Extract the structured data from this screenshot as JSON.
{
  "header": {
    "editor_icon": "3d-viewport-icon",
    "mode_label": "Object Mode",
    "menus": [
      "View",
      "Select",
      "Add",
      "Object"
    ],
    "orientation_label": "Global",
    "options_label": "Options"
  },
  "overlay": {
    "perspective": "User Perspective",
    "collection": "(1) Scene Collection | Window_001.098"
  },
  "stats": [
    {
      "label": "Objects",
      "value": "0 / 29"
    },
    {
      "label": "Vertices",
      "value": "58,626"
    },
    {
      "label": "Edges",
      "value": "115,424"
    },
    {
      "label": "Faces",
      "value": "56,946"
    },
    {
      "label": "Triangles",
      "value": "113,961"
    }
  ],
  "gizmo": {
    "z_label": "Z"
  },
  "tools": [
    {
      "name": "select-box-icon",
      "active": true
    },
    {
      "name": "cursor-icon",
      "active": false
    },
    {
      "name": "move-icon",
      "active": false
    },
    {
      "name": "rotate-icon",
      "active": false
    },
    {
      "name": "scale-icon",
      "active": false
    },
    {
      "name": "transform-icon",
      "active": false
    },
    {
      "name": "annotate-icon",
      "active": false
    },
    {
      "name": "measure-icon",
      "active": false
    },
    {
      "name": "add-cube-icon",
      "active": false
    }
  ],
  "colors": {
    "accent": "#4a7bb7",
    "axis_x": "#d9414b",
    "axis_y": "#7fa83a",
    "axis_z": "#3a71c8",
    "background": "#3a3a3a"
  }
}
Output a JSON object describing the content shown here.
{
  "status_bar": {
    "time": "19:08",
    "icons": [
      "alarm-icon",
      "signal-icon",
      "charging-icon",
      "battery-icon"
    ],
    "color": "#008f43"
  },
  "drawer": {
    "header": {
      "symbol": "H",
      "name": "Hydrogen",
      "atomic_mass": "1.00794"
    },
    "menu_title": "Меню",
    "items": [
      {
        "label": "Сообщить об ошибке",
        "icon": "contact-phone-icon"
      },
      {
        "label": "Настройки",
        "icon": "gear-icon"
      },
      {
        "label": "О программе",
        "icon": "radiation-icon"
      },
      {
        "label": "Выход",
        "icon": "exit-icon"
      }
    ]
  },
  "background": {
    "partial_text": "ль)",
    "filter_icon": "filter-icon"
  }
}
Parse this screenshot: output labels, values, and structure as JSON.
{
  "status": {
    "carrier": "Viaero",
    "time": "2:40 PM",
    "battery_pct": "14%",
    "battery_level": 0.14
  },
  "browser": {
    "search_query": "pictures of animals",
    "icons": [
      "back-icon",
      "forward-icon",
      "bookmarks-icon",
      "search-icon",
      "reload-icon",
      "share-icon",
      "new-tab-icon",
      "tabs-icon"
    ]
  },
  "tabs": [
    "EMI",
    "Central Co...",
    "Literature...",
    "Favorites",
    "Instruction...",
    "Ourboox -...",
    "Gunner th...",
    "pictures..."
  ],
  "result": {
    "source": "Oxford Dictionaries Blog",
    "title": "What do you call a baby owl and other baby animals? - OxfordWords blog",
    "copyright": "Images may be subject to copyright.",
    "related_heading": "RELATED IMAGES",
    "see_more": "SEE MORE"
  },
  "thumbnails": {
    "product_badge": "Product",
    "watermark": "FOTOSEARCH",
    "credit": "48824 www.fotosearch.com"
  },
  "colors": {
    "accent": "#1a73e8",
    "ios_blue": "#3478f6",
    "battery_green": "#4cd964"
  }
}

####

Given problem: Each line from the one containing "Output a JSON" to the end of the listing above should be copied exactly, and nothing else.

Expected answer:
Output a JSON object describing the content shown here.
{
  "status_bar": {
    "time": "19:08",
    "icons": [
      "alarm-icon",
      "signal-icon",
      "charging-icon",
      "battery-icon"
    ],
    "color": "#008f43"
  },
  "drawer": {
    "header": {
      "symbol": "H",
      "name": "Hydrogen",
      "atomic_mass": "1.00794"
    },
    "menu_title": "Меню",
    "items": [
      {
        "label": "Сообщить об ошибке",
        "icon": "contact-phone-icon"
      },
      {
        "label": "Настройки",
        "icon": "gear-icon"
      },
      {
        "label": "О программе",
        "icon": "radiation-icon"
      },
      {
        "label": "Выход",
        "icon": "exit-icon"
      }
    ]
  },
  "background": {
    "partial_text": "ль)",
    "filter_icon": "filter-icon"
  }
}
Parse this screenshot: output labels, values, and structure as JSON.
{
  "status": {
    "carrier": "Viaero",
    "time": "2:40 PM",
    "battery_pct": "14%",
    "battery_level": 0.14
  },
  "browser": {
    "search_query": "pictures of animals",
    "icons": [
      "back-icon",
      "forward-icon",
      "bookmarks-icon",
      "search-icon",
      "reload-icon",
      "share-icon",
      "new-tab-icon",
      "tabs-icon"
    ]
  },
  "tabs": [
    "EMI",
    "Central Co...",
    "Literature...",
    "Favorites",
    "Instruction...",
    "Ourboox -...",
    "Gunner th...",
    "pictures..."
  ],
  "result": {
    "source": "Oxford Dictionaries Blog",
    "title": "What do you call a baby owl and other baby animals? - OxfordWords blog",
    "copyright": "Images may be subject to copyright.",
    "related_heading": "RELATED IMAGES",
    "see_more": "SEE MORE"
  },
  "thumbnails": {
    "product_badge": "Product",
    "watermark": "FOTOSEARCH",
    "credit": "48824 www.fotosearch.com"
  },
  "colors": {
    "accent": "#1a73e8",
    "ios_blue": "#3478f6",
    "battery_green": "#4cd964"
  }
}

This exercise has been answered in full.